━━━━━ SOURCE TEXT ━━━━━

How Do You Remember?
Auditory kids remember what they hear, but not necessarily what they hear from others but themselves. Auditory kids need time to talk. They will talk about what they are learning, but it will be mixed in with other things. It doesn't count if you don't say it even if it has been on the board all week.
Visual learners look for minor flaws because they are easily distracted by visual cues. Visual learners are more literal than most. They will be focused by the stain on your tie or where you got your shoes. They have a picture in their mind of everything. Pause to give them time to picture your instructions.
Kinesthetic learners are born to move. You need to allow them opportunities to move. Put in a swivel chair or something they can bounce their feet on. If you get them to sit still they will not be paying attention. Adults have learned more subtle ways to move. It not practical to expect someone to be still (unless they are in an MRI).
If you can do three things in every class, you will increase exponentially their ability to remember.
1. Give them something to talk about.
2. Give them something to visualize in their minds.
3. Give them something to do.
How Do You Process Information?
Analytical thinkers will get their work the second they get back if they didn't call from their sick bed. They pay attention to every detail but miss the big picture.
Global thinkers will ask if you missed them the second they get back. They pay attention to big picture, plot, and story. They learn intuitively and are very creative, but they think they are dumb because school are not really designed for them.
School doesn't always bring out the best in us, but you are not at an ordinary school if you are a Christian educator. You know how important it is to reach out to help every student learn. Communicating ways they can be successful and confident is not as hard as it sounds. Nobody likes to be analyzed, but everyone likes to be understood. You do not have any students in your classroom by accident; God put them their for a purpose.
Jon Bergmann - Taking the Flipped Classroom to the Next Level
Book: Flipped Learning
We have way too much "sit and give" and not enough active, engaged learning. Flipping your classroom changes what happens IN the class. Instead of sending them home to do the difficult cognitive tasks, they can do the lower parts of Bloom's taxonomy at home and do the harder parts while we are there to support them. This puts the point of need with the right resource.
Turning the Bloom's pyramid upside down is what you do to get a pHD. If we make the pyramid a diamond, we will spend the majority of our class time on analysis and application. The students will think the homework is easier, and then they will be excited that they don't have to listen to the teacher at school when they can interact with their friends.

━━━━━

**YOUR TASKS**
[1] In the learning-styles text, rewrite the stretch from "Kinesthetic learners are" through "You Process Information?", putting "wobble stool" in place of "swivel chair".
[2] According to the learning-styles text, what does flipping a classroom change?
[3] Decide whether each statement agrees with the learning-styles text, and back each yes or no with the deciding words quoted from it. (a) Visual learners are more literal than most people. (b) Analytical thinkers pay attention to the big picture but miss details. (c) Global thinkers learn intuitively.

━━━━━ DATA ROWS ━━━━━

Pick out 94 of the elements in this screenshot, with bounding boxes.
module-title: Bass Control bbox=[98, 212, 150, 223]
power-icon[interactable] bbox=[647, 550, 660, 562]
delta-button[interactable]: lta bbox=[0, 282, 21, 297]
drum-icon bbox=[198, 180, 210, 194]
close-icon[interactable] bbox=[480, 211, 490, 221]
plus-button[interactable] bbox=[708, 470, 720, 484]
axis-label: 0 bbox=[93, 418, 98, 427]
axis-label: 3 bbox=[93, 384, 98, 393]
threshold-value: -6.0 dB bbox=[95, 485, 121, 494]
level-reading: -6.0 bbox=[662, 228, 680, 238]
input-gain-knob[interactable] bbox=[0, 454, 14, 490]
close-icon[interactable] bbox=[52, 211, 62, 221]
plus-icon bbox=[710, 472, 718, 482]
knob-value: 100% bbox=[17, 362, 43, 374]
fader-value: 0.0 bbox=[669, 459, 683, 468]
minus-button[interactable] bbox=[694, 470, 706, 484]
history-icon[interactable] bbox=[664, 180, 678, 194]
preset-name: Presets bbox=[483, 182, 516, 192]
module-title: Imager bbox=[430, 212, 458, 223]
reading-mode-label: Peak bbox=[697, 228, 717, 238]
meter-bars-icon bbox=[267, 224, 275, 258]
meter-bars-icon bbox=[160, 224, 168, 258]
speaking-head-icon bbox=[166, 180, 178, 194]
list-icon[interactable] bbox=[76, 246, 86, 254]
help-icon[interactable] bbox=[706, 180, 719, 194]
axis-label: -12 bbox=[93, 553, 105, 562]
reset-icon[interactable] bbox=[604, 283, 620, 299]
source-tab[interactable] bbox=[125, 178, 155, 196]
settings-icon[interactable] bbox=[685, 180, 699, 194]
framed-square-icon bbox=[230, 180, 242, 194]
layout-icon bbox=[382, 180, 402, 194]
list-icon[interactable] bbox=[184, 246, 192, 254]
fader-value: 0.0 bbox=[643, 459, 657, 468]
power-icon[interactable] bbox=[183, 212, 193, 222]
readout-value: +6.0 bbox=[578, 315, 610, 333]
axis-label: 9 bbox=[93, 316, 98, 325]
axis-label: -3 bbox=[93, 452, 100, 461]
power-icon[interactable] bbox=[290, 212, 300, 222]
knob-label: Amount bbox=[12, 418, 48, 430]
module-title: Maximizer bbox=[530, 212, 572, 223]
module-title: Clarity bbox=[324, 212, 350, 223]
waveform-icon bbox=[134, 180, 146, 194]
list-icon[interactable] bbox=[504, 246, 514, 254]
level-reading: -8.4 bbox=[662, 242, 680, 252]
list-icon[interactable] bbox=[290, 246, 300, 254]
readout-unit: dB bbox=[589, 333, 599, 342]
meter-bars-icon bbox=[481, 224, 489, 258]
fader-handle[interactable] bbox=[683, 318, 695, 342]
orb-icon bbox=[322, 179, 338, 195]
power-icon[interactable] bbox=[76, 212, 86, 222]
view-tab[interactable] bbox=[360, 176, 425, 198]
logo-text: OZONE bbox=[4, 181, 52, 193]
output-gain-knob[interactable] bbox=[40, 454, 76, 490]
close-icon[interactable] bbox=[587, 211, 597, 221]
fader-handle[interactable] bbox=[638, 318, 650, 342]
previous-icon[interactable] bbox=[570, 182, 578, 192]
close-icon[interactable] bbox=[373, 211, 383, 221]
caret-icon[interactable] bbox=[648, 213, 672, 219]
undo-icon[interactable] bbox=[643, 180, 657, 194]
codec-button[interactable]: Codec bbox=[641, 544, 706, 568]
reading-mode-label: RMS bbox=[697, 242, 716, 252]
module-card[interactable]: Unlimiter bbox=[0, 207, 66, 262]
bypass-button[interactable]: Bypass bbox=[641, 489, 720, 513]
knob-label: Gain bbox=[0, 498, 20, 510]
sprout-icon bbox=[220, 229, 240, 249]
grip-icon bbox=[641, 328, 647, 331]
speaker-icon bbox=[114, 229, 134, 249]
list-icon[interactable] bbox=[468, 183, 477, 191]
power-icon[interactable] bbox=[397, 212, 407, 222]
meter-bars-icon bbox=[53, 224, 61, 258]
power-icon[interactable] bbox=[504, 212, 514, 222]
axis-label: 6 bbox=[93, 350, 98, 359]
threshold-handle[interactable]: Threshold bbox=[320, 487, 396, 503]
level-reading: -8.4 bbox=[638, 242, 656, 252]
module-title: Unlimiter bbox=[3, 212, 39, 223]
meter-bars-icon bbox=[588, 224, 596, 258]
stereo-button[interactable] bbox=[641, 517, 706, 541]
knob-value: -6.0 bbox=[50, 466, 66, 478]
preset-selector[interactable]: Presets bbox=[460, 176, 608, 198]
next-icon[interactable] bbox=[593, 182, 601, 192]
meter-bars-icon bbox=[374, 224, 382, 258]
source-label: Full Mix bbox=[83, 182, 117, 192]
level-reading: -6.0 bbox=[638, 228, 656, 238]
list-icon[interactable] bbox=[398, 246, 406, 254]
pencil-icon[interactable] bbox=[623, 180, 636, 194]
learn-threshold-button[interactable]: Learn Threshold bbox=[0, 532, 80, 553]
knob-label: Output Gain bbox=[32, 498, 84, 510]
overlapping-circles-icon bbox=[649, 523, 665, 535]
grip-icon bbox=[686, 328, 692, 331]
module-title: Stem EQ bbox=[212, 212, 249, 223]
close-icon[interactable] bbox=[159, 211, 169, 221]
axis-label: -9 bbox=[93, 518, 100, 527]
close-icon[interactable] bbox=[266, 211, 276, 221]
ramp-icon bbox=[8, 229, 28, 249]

━━━━━

**RESPONSES IN ORDER**
[1]
Kinesthetic learners are born to move. You need to allow them opportunities to move. Put in a wobble stool or something they can bounce their feet on. If you get them to sit still they will not be paying attention. Adults have learned more subtle ways to move. It not practical to expect someone to be still (unless they are in an MRI).
If you can do three things in every class, you will increase exponentially their ability to remember.
1. Give them something to talk about.
2. Give them something to visualize in their minds.
3. Give them something to do.
How Do You Process Information?

[2] What happens in the class.

[3]
(a) Yes: "Visual learners are more literal than most."
(b) No: "They pay attention to every detail but miss the big picture."
(c) Yes: "They learn intuitively and are very creative"